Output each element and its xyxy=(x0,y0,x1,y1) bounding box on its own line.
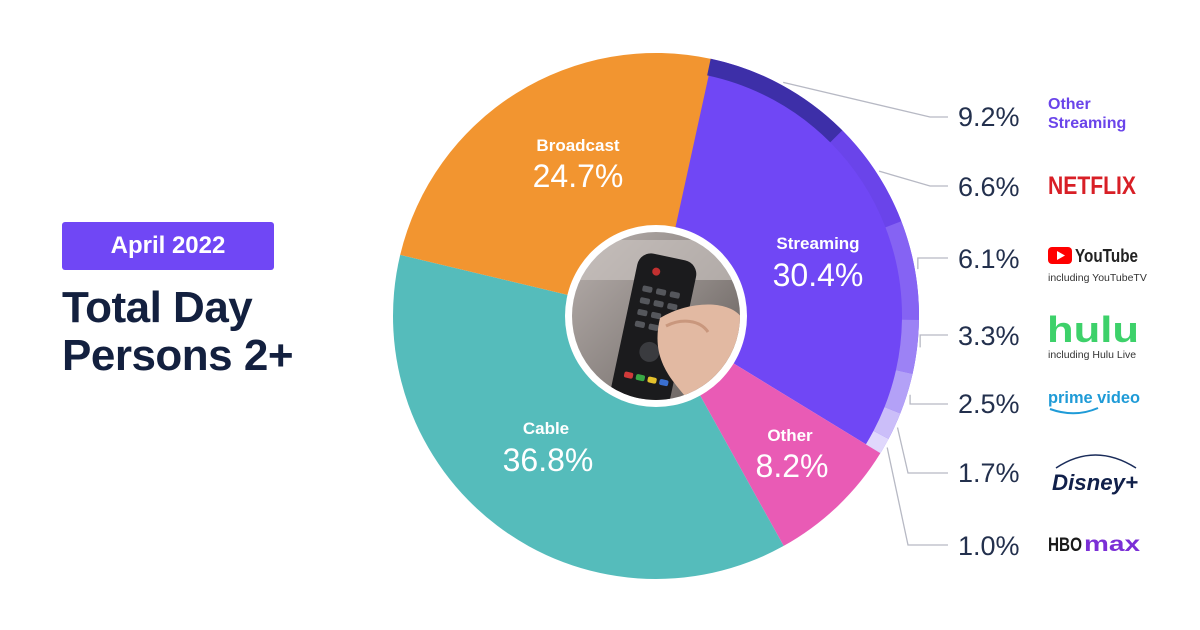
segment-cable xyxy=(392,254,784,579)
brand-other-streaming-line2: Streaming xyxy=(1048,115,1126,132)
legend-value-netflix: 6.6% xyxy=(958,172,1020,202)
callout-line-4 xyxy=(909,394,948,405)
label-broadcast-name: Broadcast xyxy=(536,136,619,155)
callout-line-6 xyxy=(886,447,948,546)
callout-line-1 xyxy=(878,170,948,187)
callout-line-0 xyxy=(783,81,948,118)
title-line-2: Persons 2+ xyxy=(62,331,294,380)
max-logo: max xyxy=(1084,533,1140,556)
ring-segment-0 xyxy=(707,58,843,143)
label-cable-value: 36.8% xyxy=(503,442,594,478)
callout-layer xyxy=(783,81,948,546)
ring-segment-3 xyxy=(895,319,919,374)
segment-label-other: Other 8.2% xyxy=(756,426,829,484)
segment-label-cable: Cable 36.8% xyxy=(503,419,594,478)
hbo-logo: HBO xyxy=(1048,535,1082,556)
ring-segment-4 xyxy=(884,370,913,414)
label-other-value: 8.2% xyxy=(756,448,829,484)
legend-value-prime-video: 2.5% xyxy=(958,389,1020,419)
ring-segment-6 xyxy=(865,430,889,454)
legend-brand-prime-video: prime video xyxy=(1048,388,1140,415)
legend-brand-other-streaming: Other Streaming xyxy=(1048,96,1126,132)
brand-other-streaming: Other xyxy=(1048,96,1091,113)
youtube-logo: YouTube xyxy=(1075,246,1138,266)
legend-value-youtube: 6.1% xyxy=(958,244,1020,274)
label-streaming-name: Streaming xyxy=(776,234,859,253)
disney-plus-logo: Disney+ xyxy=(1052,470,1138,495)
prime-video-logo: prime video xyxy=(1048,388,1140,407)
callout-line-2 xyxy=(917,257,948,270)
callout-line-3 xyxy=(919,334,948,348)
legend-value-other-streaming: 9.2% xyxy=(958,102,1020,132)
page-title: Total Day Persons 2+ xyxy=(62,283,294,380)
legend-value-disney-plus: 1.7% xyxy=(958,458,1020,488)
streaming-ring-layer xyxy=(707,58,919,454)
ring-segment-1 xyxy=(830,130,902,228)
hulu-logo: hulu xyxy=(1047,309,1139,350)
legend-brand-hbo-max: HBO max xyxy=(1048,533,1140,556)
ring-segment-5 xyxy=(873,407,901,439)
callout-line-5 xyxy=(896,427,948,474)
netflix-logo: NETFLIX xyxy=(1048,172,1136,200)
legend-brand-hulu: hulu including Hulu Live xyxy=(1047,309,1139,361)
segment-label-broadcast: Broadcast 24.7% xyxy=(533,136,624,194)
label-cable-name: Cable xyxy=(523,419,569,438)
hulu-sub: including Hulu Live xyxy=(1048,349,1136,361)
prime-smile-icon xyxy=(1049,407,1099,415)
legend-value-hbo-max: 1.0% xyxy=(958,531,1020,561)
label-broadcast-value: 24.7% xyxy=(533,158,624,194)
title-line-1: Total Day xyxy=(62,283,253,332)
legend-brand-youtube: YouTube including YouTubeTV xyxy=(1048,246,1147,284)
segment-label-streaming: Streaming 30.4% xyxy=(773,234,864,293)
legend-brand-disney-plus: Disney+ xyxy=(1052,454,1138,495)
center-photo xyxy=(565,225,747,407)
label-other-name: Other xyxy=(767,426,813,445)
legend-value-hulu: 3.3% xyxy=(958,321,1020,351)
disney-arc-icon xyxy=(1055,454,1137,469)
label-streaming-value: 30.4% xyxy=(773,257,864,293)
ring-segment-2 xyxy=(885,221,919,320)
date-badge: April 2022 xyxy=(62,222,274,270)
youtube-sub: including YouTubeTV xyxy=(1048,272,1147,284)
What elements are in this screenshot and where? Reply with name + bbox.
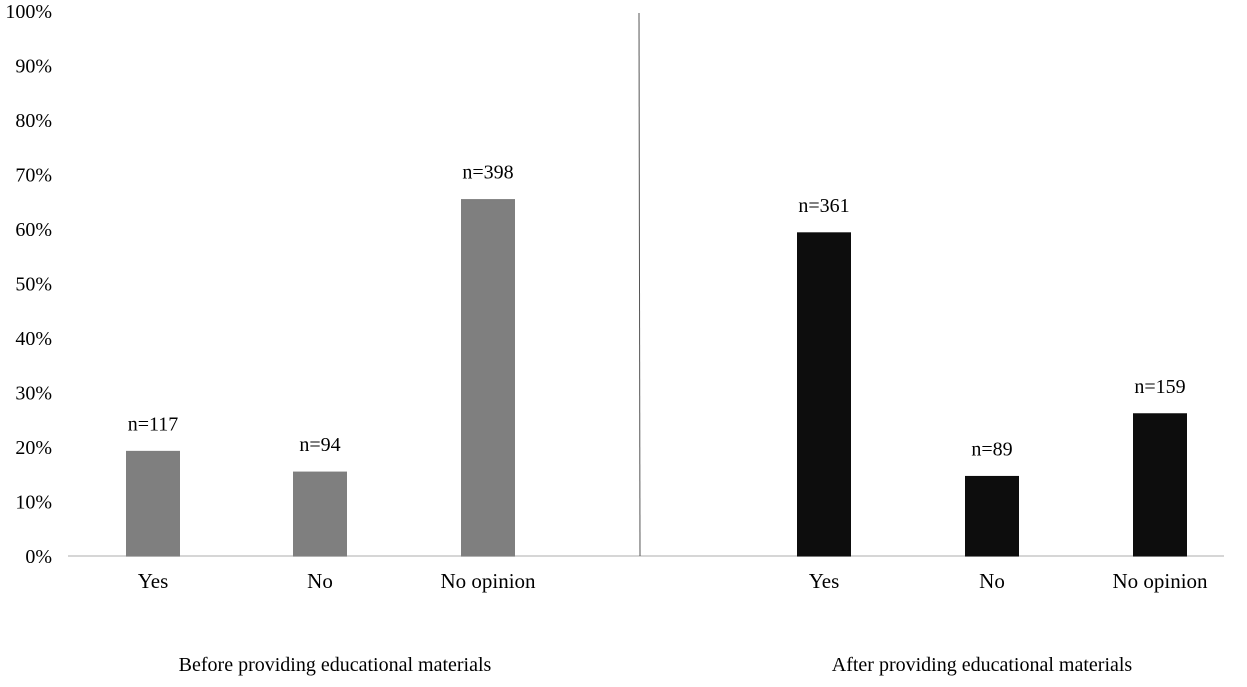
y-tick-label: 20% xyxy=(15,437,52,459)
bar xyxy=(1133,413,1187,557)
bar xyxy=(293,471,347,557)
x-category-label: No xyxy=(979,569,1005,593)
▬▬▬▬▬▬
_Your objective_:
Arrange all the lines of the records above as one numbered list, omitting blank lines and leaving out the pictures.

_Correct result_:
1. Output each element and its xyxy=(x0,y0,x1,y1) bounding box on its own line.
2. segment-cable xyxy=(392,254,784,579)
3. brand-other-streaming-line2: Streaming xyxy=(1048,115,1126,132)
4. legend-value-netflix: 6.6% xyxy=(958,172,1020,202)
5. callout-line-4 xyxy=(909,394,948,405)
6. label-broadcast-name: Broadcast xyxy=(536,136,619,155)
7. callout-line-6 xyxy=(886,447,948,546)
8. callout-line-1 xyxy=(878,170,948,187)
9. callout-line-0 xyxy=(783,81,948,118)
10. title-line-2: Persons 2+ xyxy=(62,331,294,380)
11. max-logo: max xyxy=(1084,533,1140,556)
12. ring-segment-0 xyxy=(707,58,843,143)
13. label-cable-value: 36.8% xyxy=(503,442,594,478)
14. callout-layer xyxy=(783,81,948,546)
15. ring-segment-3 xyxy=(895,319,919,374)
16. segment-label-other: Other 8.2% xyxy=(756,426,829,484)
17. segment-label-cable: Cable 36.8% xyxy=(503,419,594,478)
18. hbo-logo: HBO xyxy=(1048,535,1082,556)
19. ring-segment-4 xyxy=(884,370,913,414)
20. label-other-value: 8.2% xyxy=(756,448,829,484)
21. legend-value-prime-video: 2.5% xyxy=(958,389,1020,419)
22. ring-segment-6 xyxy=(865,430,889,454)
23. legend-brand-prime-video: prime video xyxy=(1048,388,1140,415)
24. legend-brand-other-streaming: Other Streaming xyxy=(1048,96,1126,132)
25. brand-other-streaming: Other xyxy=(1048,96,1091,113)
26. youtube-logo: YouTube xyxy=(1075,246,1138,266)
27. legend-value-youtube: 6.1% xyxy=(958,244,1020,274)
28. label-streaming-name: Streaming xyxy=(776,234,859,253)
29. disney-plus-logo: Disney+ xyxy=(1052,470,1138,495)
30. prime-video-logo: prime video xyxy=(1048,388,1140,407)
31. callout-line-2 xyxy=(917,257,948,270)
32. callout-line-3 xyxy=(919,334,948,348)
33. legend-value-other-streaming: 9.2% xyxy=(958,102,1020,132)
34. page-title: Total Day Persons 2+ xyxy=(62,283,294,380)
35. legend-value-disney-plus: 1.7% xyxy=(958,458,1020,488)
36. streaming-ring-layer xyxy=(707,58,919,454)
37. ring-segment-1 xyxy=(830,130,902,228)
38. hulu-logo: hulu xyxy=(1047,309,1139,350)
39. legend-brand-hbo-max: HBO max xyxy=(1048,533,1140,556)
40. ring-segment-5 xyxy=(873,407,901,439)
41. callout-line-5 xyxy=(896,427,948,474)
42. netflix-logo: NETFLIX xyxy=(1048,172,1136,200)
43. legend-brand-hulu: hulu including Hulu Live xyxy=(1047,309,1139,361)
44. segment-label-broadcast: Broadcast 24.7% xyxy=(533,136,624,194)
45. label-cable-name: Cable xyxy=(523,419,569,438)
46. hulu-sub: including Hulu Live xyxy=(1048,349,1136,361)
47. prime-smile-icon xyxy=(1049,407,1099,415)
48. legend-value-hbo-max: 1.0% xyxy=(958,531,1020,561)
49. label-broadcast-value: 24.7% xyxy=(533,158,624,194)
50. title-line-1: Total Day xyxy=(62,283,253,332)
51. legend-brand-youtube: YouTube including YouTubeTV xyxy=(1048,246,1147,284)
52. segment-label-streaming: Streaming 30.4% xyxy=(773,234,864,293)
53. legend-brand-disney-plus: Disney+ xyxy=(1052,454,1138,495)
54. center-photo xyxy=(565,225,747,407)
55. label-other-name: Other xyxy=(767,426,813,445)
56. legend-value-hulu: 3.3% xyxy=(958,321,1020,351)
57. disney-arc-icon xyxy=(1055,454,1137,469)
58. label-streaming-value: 30.4% xyxy=(773,257,864,293)
59. ring-segment-2 xyxy=(885,221,919,320)
60. date-badge: April 2022 xyxy=(62,222,274,270)
61. youtube-sub: including YouTubeTV xyxy=(1048,272,1147,284)
62. What elements are in this screenshot and where? Reply with name + bbox.
63. y-tick-label: 20% xyxy=(15,437,52,459)
64. bar xyxy=(1133,413,1187,557)
65. bar xyxy=(293,471,347,557)
66. x-category-label: No xyxy=(979,569,1005,593)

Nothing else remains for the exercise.